Task prompt:
Can you print every record below exactly as written?

Raw data:
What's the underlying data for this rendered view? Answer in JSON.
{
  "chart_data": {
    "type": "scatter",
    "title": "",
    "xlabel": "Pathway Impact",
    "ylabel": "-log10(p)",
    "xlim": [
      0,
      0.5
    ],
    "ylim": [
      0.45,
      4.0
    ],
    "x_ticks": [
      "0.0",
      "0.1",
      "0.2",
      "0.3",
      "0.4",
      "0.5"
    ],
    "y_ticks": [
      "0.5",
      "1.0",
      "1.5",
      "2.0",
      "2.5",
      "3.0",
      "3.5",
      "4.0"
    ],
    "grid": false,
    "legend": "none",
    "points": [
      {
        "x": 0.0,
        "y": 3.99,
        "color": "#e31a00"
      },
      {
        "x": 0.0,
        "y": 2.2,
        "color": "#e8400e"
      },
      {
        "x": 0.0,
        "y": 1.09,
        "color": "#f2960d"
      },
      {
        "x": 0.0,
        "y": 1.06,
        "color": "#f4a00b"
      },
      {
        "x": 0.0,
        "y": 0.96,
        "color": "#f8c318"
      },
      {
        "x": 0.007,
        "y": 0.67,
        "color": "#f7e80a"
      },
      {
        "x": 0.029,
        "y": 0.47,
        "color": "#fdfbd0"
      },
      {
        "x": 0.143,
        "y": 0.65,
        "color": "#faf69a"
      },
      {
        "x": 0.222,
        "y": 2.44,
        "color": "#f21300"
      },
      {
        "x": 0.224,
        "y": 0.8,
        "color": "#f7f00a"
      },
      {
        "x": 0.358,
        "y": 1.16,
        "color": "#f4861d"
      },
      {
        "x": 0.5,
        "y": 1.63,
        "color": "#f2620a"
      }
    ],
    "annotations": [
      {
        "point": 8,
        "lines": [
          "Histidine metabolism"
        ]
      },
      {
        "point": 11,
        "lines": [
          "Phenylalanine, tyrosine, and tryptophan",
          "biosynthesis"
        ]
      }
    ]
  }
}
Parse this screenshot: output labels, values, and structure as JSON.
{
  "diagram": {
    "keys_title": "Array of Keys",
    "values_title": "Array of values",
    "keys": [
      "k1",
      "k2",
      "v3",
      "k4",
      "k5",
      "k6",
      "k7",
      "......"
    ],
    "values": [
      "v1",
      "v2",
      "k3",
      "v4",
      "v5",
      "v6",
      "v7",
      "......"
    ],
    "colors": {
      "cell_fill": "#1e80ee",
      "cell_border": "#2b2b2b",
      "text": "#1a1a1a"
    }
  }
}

Result of this exercise:
What's the underlying data for this rendered view? Answer in JSON.
{
  "chart_data": {
    "type": "scatter",
    "title": "",
    "xlabel": "Pathway Impact",
    "ylabel": "-log10(p)",
    "xlim": [
      0,
      0.5
    ],
    "ylim": [
      0.45,
      4.0
    ],
    "x_ticks": [
      "0.0",
      "0.1",
      "0.2",
      "0.3",
      "0.4",
      "0.5"
    ],
    "y_ticks": [
      "0.5",
      "1.0",
      "1.5",
      "2.0",
      "2.5",
      "3.0",
      "3.5",
      "4.0"
    ],
    "grid": false,
    "legend": "none",
    "points": [
      {
        "x": 0.0,
        "y": 3.99,
        "color": "#e31a00"
      },
      {
        "x": 0.0,
        "y": 2.2,
        "color": "#e8400e"
      },
      {
        "x": 0.0,
        "y": 1.09,
        "color": "#f2960d"
      },
      {
        "x": 0.0,
        "y": 1.06,
        "color": "#f4a00b"
      },
      {
        "x": 0.0,
        "y": 0.96,
        "color": "#f8c318"
      },
      {
        "x": 0.007,
        "y": 0.67,
        "color": "#f7e80a"
      },
      {
        "x": 0.029,
        "y": 0.47,
        "color": "#fdfbd0"
      },
      {
        "x": 0.143,
        "y": 0.65,
        "color": "#faf69a"
      },
      {
        "x": 0.222,
        "y": 2.44,
        "color": "#f21300"
      },
      {
        "x": 0.224,
        "y": 0.8,
        "color": "#f7f00a"
      },
      {
        "x": 0.358,
        "y": 1.16,
        "color": "#f4861d"
      },
      {
        "x": 0.5,
        "y": 1.63,
        "color": "#f2620a"
      }
    ],
    "annotations": [
      {
        "point": 8,
        "lines": [
          "Histidine metabolism"
        ]
      },
      {
        "point": 11,
        "lines": [
          "Phenylalanine, tyrosine, and tryptophan",
          "biosynthesis"
        ]
      }
    ]
  }
}
Parse this screenshot: output labels, values, and structure as JSON.
{
  "diagram": {
    "keys_title": "Array of Keys",
    "values_title": "Array of values",
    "keys": [
      "k1",
      "k2",
      "v3",
      "k4",
      "k5",
      "k6",
      "k7",
      "......"
    ],
    "values": [
      "v1",
      "v2",
      "k3",
      "v4",
      "v5",
      "v6",
      "v7",
      "......"
    ],
    "colors": {
      "cell_fill": "#1e80ee",
      "cell_border": "#2b2b2b",
      "text": "#1a1a1a"
    }
  }
}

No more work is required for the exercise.